(Stored entries)
—————

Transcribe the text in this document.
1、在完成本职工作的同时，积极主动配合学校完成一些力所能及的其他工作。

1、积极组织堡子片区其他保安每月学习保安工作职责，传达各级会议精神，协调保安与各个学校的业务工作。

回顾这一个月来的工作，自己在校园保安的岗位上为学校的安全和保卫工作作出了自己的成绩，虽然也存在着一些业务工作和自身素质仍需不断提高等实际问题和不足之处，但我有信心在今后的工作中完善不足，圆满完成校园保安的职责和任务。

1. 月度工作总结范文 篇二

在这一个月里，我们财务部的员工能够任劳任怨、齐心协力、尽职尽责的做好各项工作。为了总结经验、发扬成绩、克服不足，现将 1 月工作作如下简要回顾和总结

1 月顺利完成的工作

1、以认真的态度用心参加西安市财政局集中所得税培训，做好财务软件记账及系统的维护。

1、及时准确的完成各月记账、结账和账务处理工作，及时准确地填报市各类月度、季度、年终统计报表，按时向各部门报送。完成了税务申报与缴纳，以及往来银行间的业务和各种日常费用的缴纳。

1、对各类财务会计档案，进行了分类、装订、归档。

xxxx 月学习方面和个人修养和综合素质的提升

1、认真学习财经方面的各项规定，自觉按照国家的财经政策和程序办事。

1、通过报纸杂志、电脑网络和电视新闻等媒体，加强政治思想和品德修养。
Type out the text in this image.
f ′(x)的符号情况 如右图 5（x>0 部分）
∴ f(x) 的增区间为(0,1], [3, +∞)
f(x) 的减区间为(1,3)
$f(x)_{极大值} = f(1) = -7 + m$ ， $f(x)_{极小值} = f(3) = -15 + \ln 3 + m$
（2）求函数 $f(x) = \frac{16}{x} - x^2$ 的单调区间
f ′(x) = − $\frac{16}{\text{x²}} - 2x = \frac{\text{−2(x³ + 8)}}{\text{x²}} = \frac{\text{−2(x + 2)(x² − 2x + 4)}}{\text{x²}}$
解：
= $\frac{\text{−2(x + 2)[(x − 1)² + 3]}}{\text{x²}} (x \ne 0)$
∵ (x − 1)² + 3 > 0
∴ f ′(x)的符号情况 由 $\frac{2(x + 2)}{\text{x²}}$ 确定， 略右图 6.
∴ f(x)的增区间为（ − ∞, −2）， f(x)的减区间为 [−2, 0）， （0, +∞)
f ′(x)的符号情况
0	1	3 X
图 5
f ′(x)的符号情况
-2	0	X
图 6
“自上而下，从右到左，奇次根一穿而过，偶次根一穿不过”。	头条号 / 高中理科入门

—————

## [Instructions for the task]
From the data above, show each line that contains "frac".

## [The response]
（2）求函数 $f(x) = \frac{16}{x} - x^2$ 的单调区间
f ′(x) = − $\frac{16}{\text{x²}} - 2x = \frac{\text{−2(x³ + 8)}}{\text{x²}} = \frac{\text{−2(x + 2)(x² − 2x + 4)}}{\text{x²}}$
= $\frac{\text{−2(x + 2)[(x − 1)² + 3]}}{\text{x²}} (x \ne 0)$
∴ f ′(x)的符号情况 由 $\frac{2(x + 2)}{\text{x²}}$ 确定， 略右图 6.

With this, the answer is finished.